* _Exercise goal_
Transcribe the entries that follow exactly as they appear, minus pictures.
━━━
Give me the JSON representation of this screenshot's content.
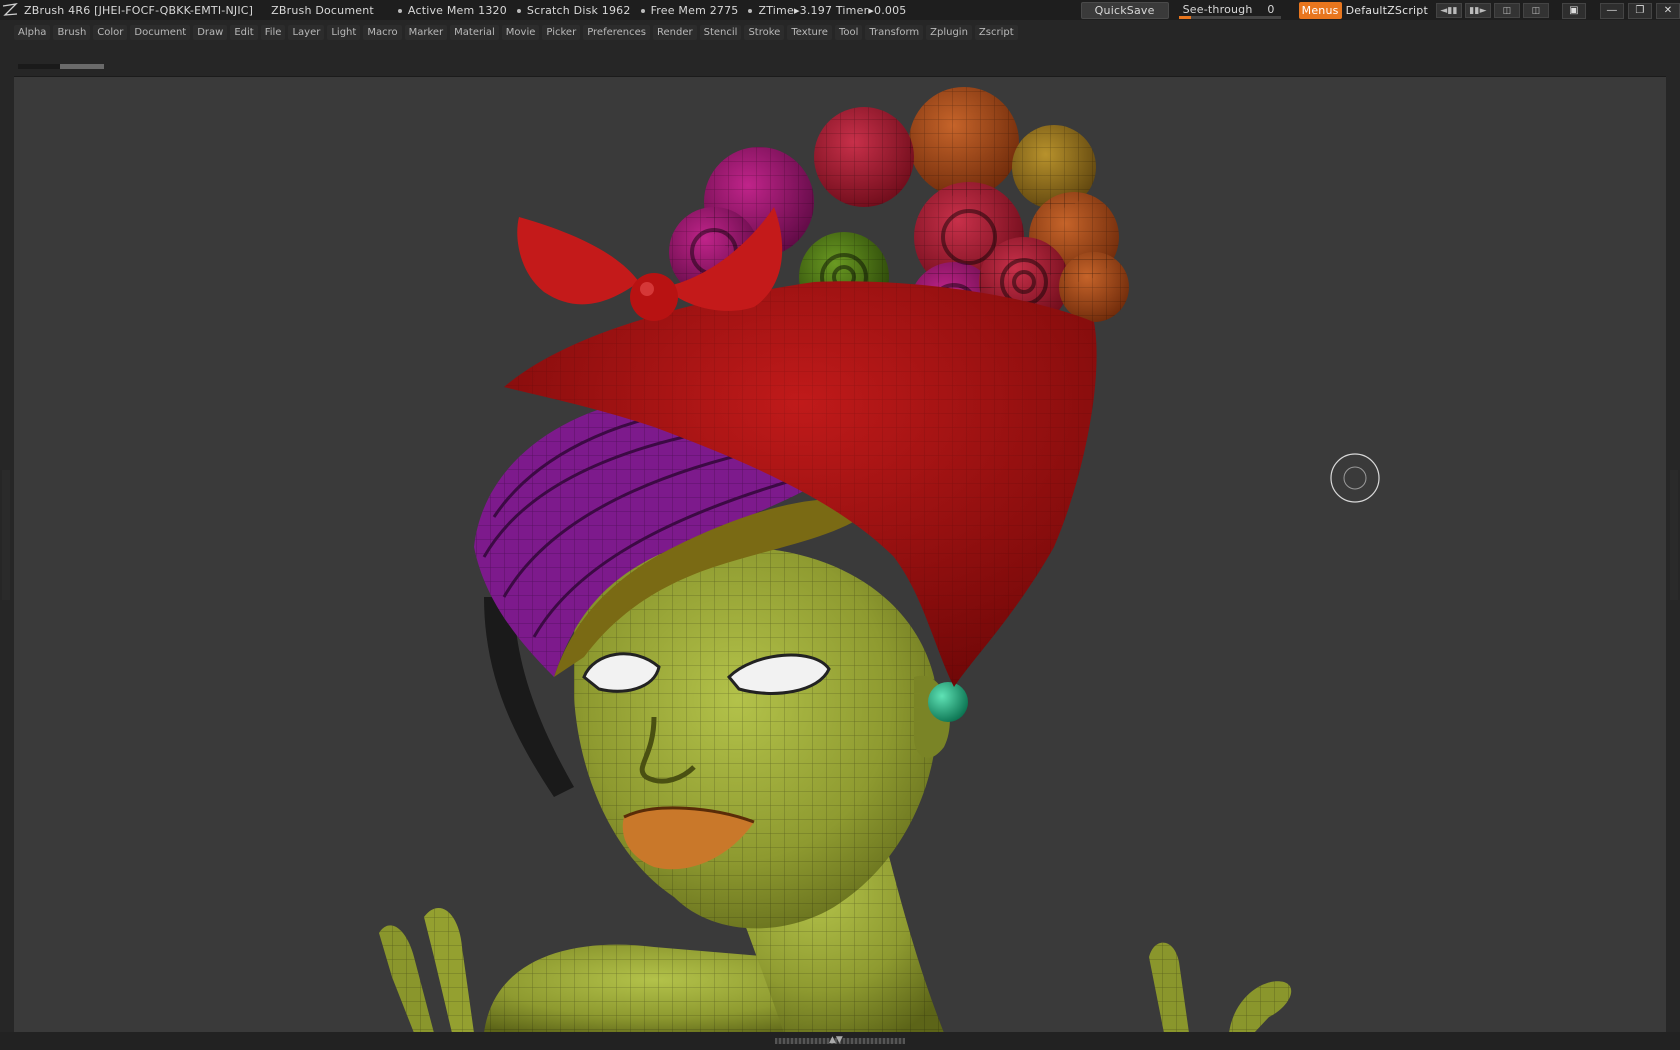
{
  "titlebar": {
    "app_title": "ZBrush 4R6 [JHEI-FOCF-QBKK-EMTI-NJIC]",
    "document_title": "ZBrush Document",
    "stats": [
      "Active Mem 1320",
      "Scratch Disk 1962",
      "Free Mem 2775",
      "ZTime▸3.197 Timer▸0.005"
    ]
  },
  "controls": {
    "quicksave_label": "QuickSave",
    "seethrough_label": "See-through",
    "seethrough_value": "0",
    "seethrough_fraction": 0,
    "menus_label": "Menus",
    "script_label": "DefaultZScript"
  },
  "menubar": {
    "items": [
      "Alpha",
      "Brush",
      "Color",
      "Document",
      "Draw",
      "Edit",
      "File",
      "Layer",
      "Light",
      "Macro",
      "Marker",
      "Material",
      "Movie",
      "Picker",
      "Preferences",
      "Render",
      "Stencil",
      "Stroke",
      "Texture",
      "Tool",
      "Transform",
      "Zplugin",
      "Zscript"
    ]
  },
  "colors": {
    "accent": "#e8761e",
    "canvas_bg": "#3a3a3a",
    "skin": "#8f9a32",
    "scarf": "#b01818",
    "hair_purple": "#8a1a9a",
    "earring": "#1fa37a"
  },
  "icons": {
    "logo": "zbrush-logo-icon",
    "cursor": "brush-cursor-icon",
    "minimize": "minimize-icon",
    "restore": "restore-icon",
    "close": "close-icon"
  }
}
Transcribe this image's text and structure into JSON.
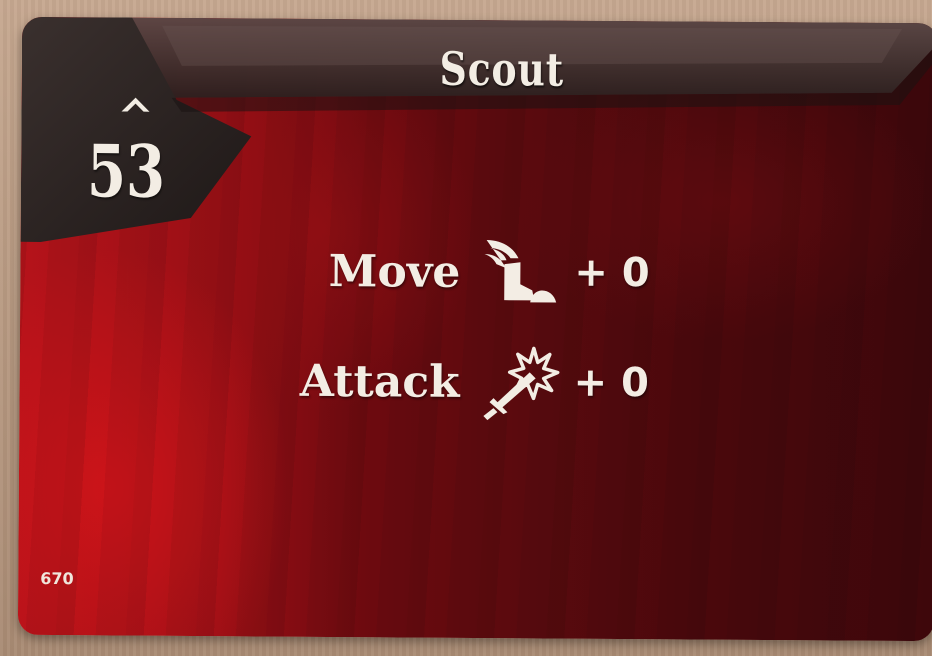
━━━
* _Full answer_
Give me the JSON representation of this screenshot's content.
{
  "titlebar": {
    "app_title": "ZBrush 4R6 [JHEI-FOCF-QBKK-EMTI-NJIC]",
    "document_title": "ZBrush Document",
    "stats": [
      "Active Mem 1320",
      "Scratch Disk 1962",
      "Free Mem 2775",
      "ZTime▸3.197 Timer▸0.005"
    ]
  },
  "controls": {
    "quicksave_label": "QuickSave",
    "seethrough_label": "See-through",
    "seethrough_value": "0",
    "seethrough_fraction": 0,
    "menus_label": "Menus",
    "script_label": "DefaultZScript"
  },
  "menubar": {
    "items": [
      "Alpha",
      "Brush",
      "Color",
      "Document",
      "Draw",
      "Edit",
      "File",
      "Layer",
      "Light",
      "Macro",
      "Marker",
      "Material",
      "Movie",
      "Picker",
      "Preferences",
      "Render",
      "Stencil",
      "Stroke",
      "Texture",
      "Tool",
      "Transform",
      "Zplugin",
      "Zscript"
    ]
  },
  "colors": {
    "accent": "#e8761e",
    "canvas_bg": "#3a3a3a",
    "skin": "#8f9a32",
    "scarf": "#b01818",
    "hair_purple": "#8a1a9a",
    "earring": "#1fa37a"
  },
  "icons": {
    "logo": "zbrush-logo-icon",
    "cursor": "brush-cursor-icon",
    "minimize": "minimize-icon",
    "restore": "restore-icon",
    "close": "close-icon"
  }
}
Transcribe this image's text and structure into JSON.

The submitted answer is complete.